Figure record listings:
____
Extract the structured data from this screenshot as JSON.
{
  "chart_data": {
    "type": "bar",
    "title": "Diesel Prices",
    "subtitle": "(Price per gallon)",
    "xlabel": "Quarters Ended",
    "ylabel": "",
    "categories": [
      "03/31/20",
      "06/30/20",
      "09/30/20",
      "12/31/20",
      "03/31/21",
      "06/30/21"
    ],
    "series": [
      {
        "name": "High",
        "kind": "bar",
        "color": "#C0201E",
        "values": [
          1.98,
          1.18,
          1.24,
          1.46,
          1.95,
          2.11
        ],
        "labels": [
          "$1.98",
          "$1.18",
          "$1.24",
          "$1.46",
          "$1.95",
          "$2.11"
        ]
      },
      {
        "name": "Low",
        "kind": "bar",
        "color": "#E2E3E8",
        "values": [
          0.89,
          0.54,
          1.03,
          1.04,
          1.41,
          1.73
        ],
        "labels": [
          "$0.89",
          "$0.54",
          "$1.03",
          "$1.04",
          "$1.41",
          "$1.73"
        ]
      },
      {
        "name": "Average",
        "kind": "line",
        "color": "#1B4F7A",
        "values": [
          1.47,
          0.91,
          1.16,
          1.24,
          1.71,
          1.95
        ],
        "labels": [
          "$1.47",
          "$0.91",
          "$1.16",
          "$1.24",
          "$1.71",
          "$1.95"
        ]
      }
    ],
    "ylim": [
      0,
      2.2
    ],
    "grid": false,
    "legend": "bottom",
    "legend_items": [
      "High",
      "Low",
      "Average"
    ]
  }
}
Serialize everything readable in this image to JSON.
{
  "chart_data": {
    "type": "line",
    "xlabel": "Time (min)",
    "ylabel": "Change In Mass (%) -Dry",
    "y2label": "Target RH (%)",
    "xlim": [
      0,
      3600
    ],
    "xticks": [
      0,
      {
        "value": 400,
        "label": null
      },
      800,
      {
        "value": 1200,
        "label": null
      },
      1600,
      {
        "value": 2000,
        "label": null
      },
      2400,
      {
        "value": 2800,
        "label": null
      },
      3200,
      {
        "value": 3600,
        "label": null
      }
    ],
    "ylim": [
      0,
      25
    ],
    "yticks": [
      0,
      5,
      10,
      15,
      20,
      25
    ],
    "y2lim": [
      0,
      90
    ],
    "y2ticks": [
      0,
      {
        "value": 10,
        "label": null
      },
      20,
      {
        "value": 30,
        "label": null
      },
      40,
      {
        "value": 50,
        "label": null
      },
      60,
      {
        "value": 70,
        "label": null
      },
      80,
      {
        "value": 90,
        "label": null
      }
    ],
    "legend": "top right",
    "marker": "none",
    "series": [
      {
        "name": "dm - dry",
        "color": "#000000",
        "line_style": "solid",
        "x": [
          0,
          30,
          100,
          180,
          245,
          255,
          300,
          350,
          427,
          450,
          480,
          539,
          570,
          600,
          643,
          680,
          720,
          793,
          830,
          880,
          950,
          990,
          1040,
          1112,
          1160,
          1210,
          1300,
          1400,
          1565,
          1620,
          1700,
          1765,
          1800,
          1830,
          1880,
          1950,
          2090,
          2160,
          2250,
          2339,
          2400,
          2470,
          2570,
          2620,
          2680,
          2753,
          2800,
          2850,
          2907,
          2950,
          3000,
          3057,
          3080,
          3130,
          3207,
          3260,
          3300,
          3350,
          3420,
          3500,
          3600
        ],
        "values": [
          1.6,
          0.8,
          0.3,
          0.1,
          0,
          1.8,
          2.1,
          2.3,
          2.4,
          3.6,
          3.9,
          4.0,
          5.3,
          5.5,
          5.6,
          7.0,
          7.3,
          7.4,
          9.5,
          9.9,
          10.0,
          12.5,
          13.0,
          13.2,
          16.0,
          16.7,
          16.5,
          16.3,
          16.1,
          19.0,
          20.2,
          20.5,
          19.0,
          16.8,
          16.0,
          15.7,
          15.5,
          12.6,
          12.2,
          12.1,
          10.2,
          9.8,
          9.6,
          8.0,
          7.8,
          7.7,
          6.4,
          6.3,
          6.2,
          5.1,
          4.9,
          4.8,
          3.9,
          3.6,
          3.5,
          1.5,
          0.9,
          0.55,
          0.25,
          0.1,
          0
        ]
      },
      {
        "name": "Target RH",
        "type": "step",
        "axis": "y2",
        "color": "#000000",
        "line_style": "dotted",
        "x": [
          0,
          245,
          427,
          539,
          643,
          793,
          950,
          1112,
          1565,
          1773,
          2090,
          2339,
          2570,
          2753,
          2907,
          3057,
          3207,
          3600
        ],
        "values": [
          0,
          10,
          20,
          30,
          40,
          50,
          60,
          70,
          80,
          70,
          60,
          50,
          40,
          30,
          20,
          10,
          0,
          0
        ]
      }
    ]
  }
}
____
What the exercise asks: Your answer should be a single number: the count of lines in the data that include the word "xlabel".

Output: 2